> [Request]:
Separate out the lines that hold "Lechuga".

> [Exercise input]:
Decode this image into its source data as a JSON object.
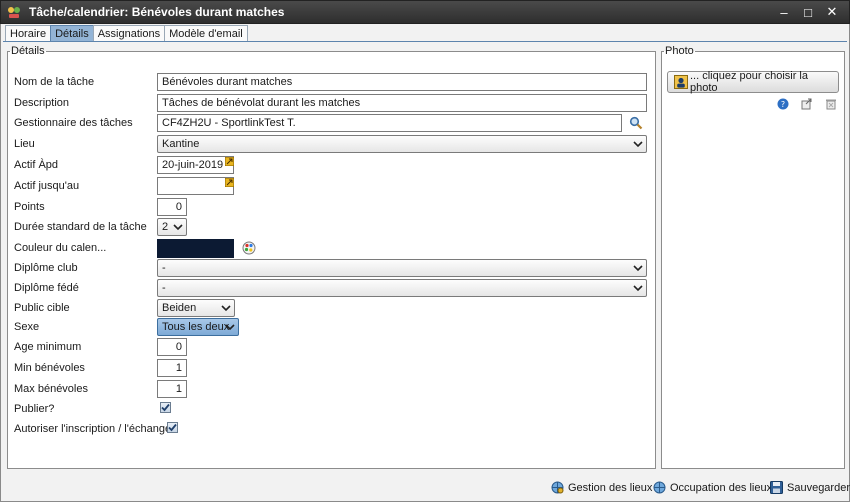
{
  "window": {
    "title": "Tâche/calendrier: Bénévoles durant matches",
    "controls": [
      "–",
      "□",
      "✕"
    ]
  },
  "tabs": [
    {
      "label": "Horaire",
      "active": false
    },
    {
      "label": "Détails",
      "active": true
    },
    {
      "label": "Assignations",
      "active": false
    },
    {
      "label": "Modèle d'email",
      "active": false
    }
  ],
  "details": {
    "legend": "Détails",
    "task_name": {
      "label": "Nom de la tâche",
      "value": "Bénévoles durant matches"
    },
    "description": {
      "label": "Description",
      "value": "Tâches de bénévolat durant les matches"
    },
    "task_manager": {
      "label": "Gestionnaire des tâches",
      "value": "CF4ZH2U - SportlinkTest T.",
      "icon": "search-icon"
    },
    "location": {
      "label": "Lieu",
      "value": "Kantine"
    },
    "active_from": {
      "label": "Actif Àpd",
      "value": "20-juin-2019"
    },
    "active_until": {
      "label": "Actif jusqu'au",
      "value": ""
    },
    "points": {
      "label": "Points",
      "value": "0"
    },
    "standard_duration": {
      "label": "Durée standard de la tâche",
      "value": "2"
    },
    "calendar_color": {
      "label": "Couleur du calen...",
      "color": "#0c1a33"
    },
    "club_diploma": {
      "label": "Diplôme club",
      "value": "-"
    },
    "federation_diploma": {
      "label": "Diplôme fédé",
      "value": "-"
    },
    "target_audience": {
      "label": "Public cible",
      "value": "Beiden"
    },
    "gender": {
      "label": "Sexe",
      "value": "Tous les deux"
    },
    "min_age": {
      "label": "Age minimum",
      "value": "0"
    },
    "min_volunteers": {
      "label": "Min bénévoles",
      "value": "1"
    },
    "max_volunteers": {
      "label": "Max bénévoles",
      "value": "1"
    },
    "publish": {
      "label": "Publier?",
      "checked": true
    },
    "allow_signup": {
      "label": "Autoriser l'inscription / l'échange?",
      "checked": true
    }
  },
  "photo": {
    "legend": "Photo",
    "choose_button": "... cliquez pour choisir la photo",
    "icons": [
      "help-icon",
      "export-icon",
      "delete-icon"
    ]
  },
  "footer": {
    "manage_locations": "Gestion des lieux",
    "location_occupancy": "Occupation des lieux",
    "save": "Sauvegarder"
  },
  "colors": {
    "titlebar": "#3a3a3a",
    "tab_active": "#93b4d6",
    "accent": "#3c6e9e"
  }
}
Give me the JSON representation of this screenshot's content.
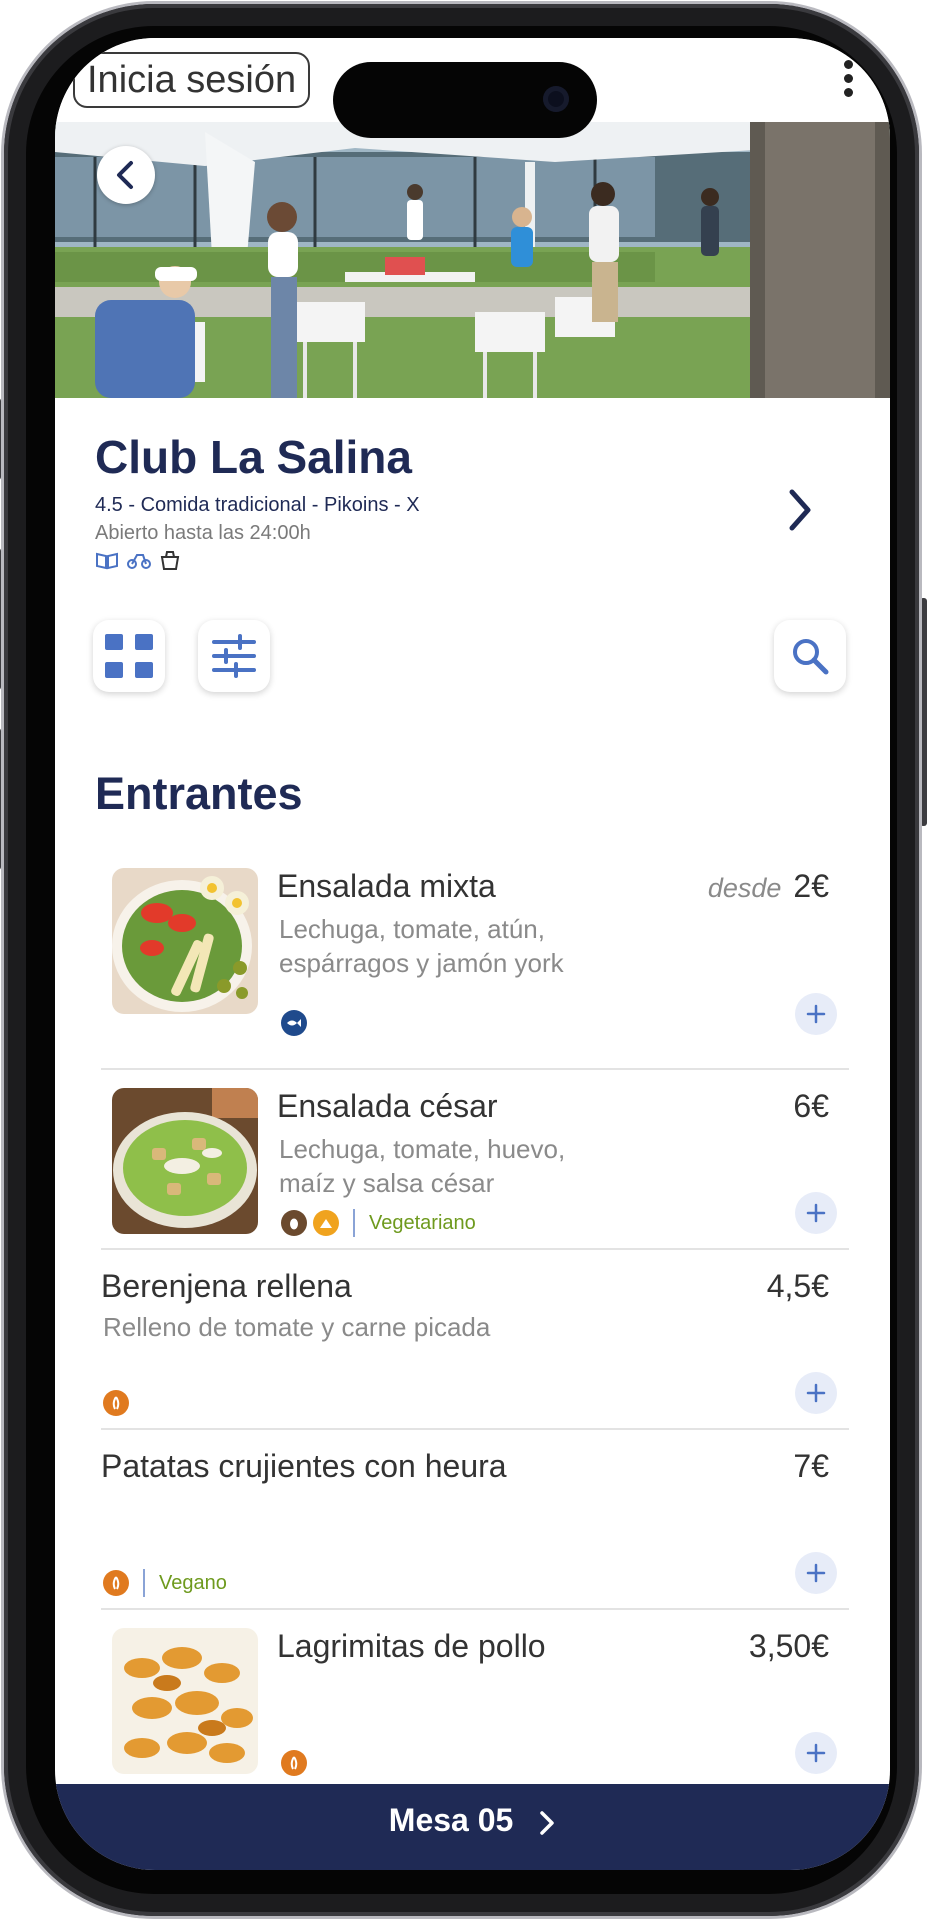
{
  "topbar": {
    "login_label": "Inicia sesión"
  },
  "restaurant": {
    "name": "Club La Salina",
    "meta": "4.5 - Comida tradicional - Pikoins - X",
    "hours": "Abierto hasta las 24:00h",
    "service_icons": [
      "menu-book-icon",
      "bike-delivery-icon",
      "takeaway-bag-icon"
    ]
  },
  "toolbar": {
    "icons": [
      "grid-view-icon",
      "filter-sliders-icon",
      "search-icon"
    ]
  },
  "section": {
    "title": "Entrantes"
  },
  "items": [
    {
      "name": "Ensalada mixta",
      "desc": "Lechuga, tomate, atún, espárragos y jamón york",
      "price_prefix": "desde",
      "price": "2€",
      "allergens": [
        "fish-allergen-icon"
      ],
      "diet": ""
    },
    {
      "name": "Ensalada césar",
      "desc": "Lechuga, tomate, huevo, maíz y salsa césar",
      "price_prefix": "",
      "price": "6€",
      "allergens": [
        "egg-allergen-icon",
        "dairy-allergen-icon"
      ],
      "diet": "Vegetariano"
    },
    {
      "name": "Berenjena rellena",
      "desc": "Relleno de tomate y carne picada",
      "price_prefix": "",
      "price": "4,5€",
      "allergens": [
        "gluten-allergen-icon"
      ],
      "diet": ""
    },
    {
      "name": "Patatas crujientes con heura",
      "desc": "",
      "price_prefix": "",
      "price": "7€",
      "allergens": [
        "gluten-allergen-icon"
      ],
      "diet": "Vegano"
    },
    {
      "name": "Lagrimitas de pollo",
      "desc": "",
      "price_prefix": "",
      "price": "3,50€",
      "allergens": [
        "gluten-allergen-icon"
      ],
      "diet": ""
    }
  ],
  "bottom_bar": {
    "label": "Mesa 05"
  },
  "colors": {
    "brand": "#1f2a55",
    "accent": "#4a72c4",
    "vegetarian": "#6e9a1e",
    "allergen_orange": "#e07a1f"
  }
}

> [Expected answer]:
      "desc": "Lechuga, tomate, atún, espárragos y jamón york",
      "desc": "Lechuga, tomate, huevo, maíz y salsa césar",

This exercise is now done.